↓
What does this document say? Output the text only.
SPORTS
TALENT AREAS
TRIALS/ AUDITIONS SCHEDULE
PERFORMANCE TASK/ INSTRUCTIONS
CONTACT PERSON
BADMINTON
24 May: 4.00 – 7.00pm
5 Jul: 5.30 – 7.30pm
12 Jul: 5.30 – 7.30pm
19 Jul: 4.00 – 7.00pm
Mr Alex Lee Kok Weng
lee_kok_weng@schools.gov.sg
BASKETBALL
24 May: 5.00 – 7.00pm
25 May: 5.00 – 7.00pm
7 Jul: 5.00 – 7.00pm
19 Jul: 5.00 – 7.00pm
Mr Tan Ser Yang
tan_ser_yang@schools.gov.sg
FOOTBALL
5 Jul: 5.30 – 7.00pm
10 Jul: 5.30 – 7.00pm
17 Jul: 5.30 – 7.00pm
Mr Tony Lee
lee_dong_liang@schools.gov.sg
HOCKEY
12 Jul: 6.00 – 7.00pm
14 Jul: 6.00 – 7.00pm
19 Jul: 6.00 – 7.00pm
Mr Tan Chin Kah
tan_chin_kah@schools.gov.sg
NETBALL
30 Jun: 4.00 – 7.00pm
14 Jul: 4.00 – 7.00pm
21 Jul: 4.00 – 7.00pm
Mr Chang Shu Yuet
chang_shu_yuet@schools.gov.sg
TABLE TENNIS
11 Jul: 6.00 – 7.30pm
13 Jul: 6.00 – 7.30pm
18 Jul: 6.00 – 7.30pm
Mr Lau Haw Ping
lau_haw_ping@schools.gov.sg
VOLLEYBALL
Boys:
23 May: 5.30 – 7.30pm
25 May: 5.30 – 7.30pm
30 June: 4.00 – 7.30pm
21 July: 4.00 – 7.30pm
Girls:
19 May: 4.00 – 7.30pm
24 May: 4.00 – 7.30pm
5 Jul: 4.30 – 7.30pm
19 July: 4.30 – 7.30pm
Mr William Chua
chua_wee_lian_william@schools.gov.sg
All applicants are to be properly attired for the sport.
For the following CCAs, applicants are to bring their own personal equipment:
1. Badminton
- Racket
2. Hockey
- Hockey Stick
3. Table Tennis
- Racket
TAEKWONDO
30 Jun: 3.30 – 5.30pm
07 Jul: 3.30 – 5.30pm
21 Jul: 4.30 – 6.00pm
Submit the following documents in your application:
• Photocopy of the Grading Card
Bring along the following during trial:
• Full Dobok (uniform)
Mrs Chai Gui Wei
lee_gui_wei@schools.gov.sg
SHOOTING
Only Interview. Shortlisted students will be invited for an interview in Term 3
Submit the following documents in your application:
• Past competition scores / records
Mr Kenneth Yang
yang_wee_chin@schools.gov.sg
↑
Given task. Write out all of the records once more, exactly.

Answer to the problem.
What does this document say? Output the text only.
SPORTS
TALENT AREAS
TRIALS/ AUDITIONS SCHEDULE
PERFORMANCE TASK/ INSTRUCTIONS
CONTACT PERSON
BADMINTON
24 May: 4.00 – 7.00pm
5 Jul: 5.30 – 7.30pm
12 Jul: 5.30 – 7.30pm
19 Jul: 4.00 – 7.00pm
Mr Alex Lee Kok Weng
lee_kok_weng@schools.gov.sg
BASKETBALL
24 May: 5.00 – 7.00pm
25 May: 5.00 – 7.00pm
7 Jul: 5.00 – 7.00pm
19 Jul: 5.00 – 7.00pm
Mr Tan Ser Yang
tan_ser_yang@schools.gov.sg
FOOTBALL
5 Jul: 5.30 – 7.00pm
10 Jul: 5.30 – 7.00pm
17 Jul: 5.30 – 7.00pm
Mr Tony Lee
lee_dong_liang@schools.gov.sg
HOCKEY
12 Jul: 6.00 – 7.00pm
14 Jul: 6.00 – 7.00pm
19 Jul: 6.00 – 7.00pm
Mr Tan Chin Kah
tan_chin_kah@schools.gov.sg
NETBALL
30 Jun: 4.00 – 7.00pm
14 Jul: 4.00 – 7.00pm
21 Jul: 4.00 – 7.00pm
Mr Chang Shu Yuet
chang_shu_yuet@schools.gov.sg
TABLE TENNIS
11 Jul: 6.00 – 7.30pm
13 Jul: 6.00 – 7.30pm
18 Jul: 6.00 – 7.30pm
Mr Lau Haw Ping
lau_haw_ping@schools.gov.sg
VOLLEYBALL
Boys:
23 May: 5.30 – 7.30pm
25 May: 5.30 – 7.30pm
30 June: 4.00 – 7.30pm
21 July: 4.00 – 7.30pm
Girls:
19 May: 4.00 – 7.30pm
24 May: 4.00 – 7.30pm
5 Jul: 4.30 – 7.30pm
19 July: 4.30 – 7.30pm
Mr William Chua
chua_wee_lian_william@schools.gov.sg
All applicants are to be properly attired for the sport.
For the following CCAs, applicants are to bring their own personal equipment:
1. Badminton
- Racket
2. Hockey
- Hockey Stick
3. Table Tennis
- Racket
TAEKWONDO
30 Jun: 3.30 – 5.30pm
07 Jul: 3.30 – 5.30pm
21 Jul: 4.30 – 6.00pm
Submit the following documents in your application:
• Photocopy of the Grading Card
Bring along the following during trial:
• Full Dobok (uniform)
Mrs Chai Gui Wei
lee_gui_wei@schools.gov.sg
SHOOTING
Only Interview. Shortlisted students will be invited for an interview in Term 3
Submit the following documents in your application:
• Past competition scores / records
Mr Kenneth Yang
yang_wee_chin@schools.gov.sg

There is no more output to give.